▸ **The records**:

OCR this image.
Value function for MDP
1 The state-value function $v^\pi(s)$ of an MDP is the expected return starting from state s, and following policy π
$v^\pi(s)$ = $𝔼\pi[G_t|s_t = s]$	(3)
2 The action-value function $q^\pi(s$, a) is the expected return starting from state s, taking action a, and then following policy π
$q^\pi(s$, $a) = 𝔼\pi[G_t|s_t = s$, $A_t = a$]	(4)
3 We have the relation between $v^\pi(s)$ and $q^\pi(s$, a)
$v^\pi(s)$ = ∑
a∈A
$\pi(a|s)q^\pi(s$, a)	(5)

▸ **Aim of the exercise**:
Among the lines of the data above, count those holding "policy" and state only the number.

▸ **The result**:
2